→ **Compito da svolgere**
Nell'articolo sulla visita della Delegazione Tuscia e Sabina a Montefiascone, chi guidava la Rappresentanza dell'Abbazia di Casamari?

→ **Documento di origine**
^^^^
13.03.2022 – La Delegazione Tuscia e Sabina sostiene le claustrali benedettine di Montefiascone

La Rappresentanza dell’Abbazia di Casamari della Delegazione della Tuscia e Sabina del Sacro Militare Ordine Costantiniano di San Giorgio, guidata dal Prof. Padre Pierdomenico Volpi, O.Cist., Cappellano di Merito della Sacra Milizia, si è recata nel monastero di San Pietro in Montefiascone per portare aiuti alimentari alle claustrali benedettine dell’Adorazione Perpetua, in difficoltà economiche a motivo della pandemia.

La benemerita iniziativa si inserisce a pieno titolo nel programma di soccorso alle comunità religiose di vita contemplativa portato avanti da alcuni anni dalla Delegazione della Tuscia e Sabina, su indicazione di Mons. Lino Fumagalli, Vescovo di Viterbo.

Nel corso dell’incontro, a cui si è unito il Delegato, Nob. Avv. Roberto Saccarello, i confratelli e volontari Costantiniani sono stati ammessi dalla Madre Priora a visitare le parti più interessanti del monastero sotto il profilo storico-artistico, in particolare il coro, la biblioteca, l’archivio, i sotterranei e le stanze dove sono conservate le reliquie della Serva di Dio Madre Abbadessa Cecilia Baij, monaca professa dell’Ordine di San Benedetto vissuta nel XVIII secolo, di cui è stato aperto recentemente il processo canonico per il riconoscimento delle virtù eroiche.
^^^^
→ **Dati registrati**
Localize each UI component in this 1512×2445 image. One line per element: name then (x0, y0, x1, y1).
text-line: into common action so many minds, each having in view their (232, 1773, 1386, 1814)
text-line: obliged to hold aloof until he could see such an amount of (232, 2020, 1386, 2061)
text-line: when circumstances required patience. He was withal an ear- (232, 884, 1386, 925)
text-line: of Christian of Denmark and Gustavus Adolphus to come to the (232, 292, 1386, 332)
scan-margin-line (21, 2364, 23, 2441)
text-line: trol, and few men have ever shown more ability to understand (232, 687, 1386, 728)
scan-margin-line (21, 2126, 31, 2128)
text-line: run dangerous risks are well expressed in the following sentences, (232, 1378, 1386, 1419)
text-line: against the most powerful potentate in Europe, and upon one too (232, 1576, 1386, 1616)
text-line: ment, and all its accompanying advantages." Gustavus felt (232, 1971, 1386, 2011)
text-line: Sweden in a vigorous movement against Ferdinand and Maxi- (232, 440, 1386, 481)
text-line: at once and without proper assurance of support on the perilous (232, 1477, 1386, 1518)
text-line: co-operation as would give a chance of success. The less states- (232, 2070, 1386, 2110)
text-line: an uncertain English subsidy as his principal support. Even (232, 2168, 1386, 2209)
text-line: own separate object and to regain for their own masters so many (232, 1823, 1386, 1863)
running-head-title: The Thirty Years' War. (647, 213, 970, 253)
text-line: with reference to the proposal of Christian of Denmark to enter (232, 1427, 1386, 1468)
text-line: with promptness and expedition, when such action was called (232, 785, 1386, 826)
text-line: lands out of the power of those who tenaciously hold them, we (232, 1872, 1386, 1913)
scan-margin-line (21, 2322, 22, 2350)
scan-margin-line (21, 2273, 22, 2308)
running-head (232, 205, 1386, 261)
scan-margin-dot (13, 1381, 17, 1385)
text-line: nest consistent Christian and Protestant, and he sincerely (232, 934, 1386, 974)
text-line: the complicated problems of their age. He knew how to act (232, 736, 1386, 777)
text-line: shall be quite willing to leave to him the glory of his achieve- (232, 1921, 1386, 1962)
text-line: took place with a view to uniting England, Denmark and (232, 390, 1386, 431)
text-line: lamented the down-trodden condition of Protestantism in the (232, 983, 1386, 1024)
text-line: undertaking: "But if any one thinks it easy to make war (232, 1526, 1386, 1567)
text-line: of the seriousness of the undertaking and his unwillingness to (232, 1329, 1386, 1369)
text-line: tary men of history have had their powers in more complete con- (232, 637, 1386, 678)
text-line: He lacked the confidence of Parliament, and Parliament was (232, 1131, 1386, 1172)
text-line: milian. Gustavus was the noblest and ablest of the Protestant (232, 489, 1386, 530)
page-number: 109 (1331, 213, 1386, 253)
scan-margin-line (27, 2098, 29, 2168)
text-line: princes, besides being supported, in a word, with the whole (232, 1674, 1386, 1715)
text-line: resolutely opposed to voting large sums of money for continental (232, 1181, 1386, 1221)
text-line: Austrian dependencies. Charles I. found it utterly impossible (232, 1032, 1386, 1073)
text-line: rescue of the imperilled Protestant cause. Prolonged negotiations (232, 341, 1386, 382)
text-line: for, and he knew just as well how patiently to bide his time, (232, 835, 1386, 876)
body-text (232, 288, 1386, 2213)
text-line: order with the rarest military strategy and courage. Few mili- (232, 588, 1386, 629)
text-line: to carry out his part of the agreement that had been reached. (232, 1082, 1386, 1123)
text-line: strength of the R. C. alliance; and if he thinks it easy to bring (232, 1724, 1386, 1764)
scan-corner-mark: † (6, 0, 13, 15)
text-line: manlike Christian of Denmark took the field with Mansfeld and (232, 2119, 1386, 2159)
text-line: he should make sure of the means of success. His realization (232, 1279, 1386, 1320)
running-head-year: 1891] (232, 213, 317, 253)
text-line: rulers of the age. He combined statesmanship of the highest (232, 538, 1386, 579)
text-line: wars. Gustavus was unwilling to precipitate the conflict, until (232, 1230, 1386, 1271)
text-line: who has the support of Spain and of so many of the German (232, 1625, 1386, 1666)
^^^^
→ **Risposta al compito**
Il Prof. Padre Pierdomenico Volpi, O.Cist., Cappellano di Merito della Sacra Milizia.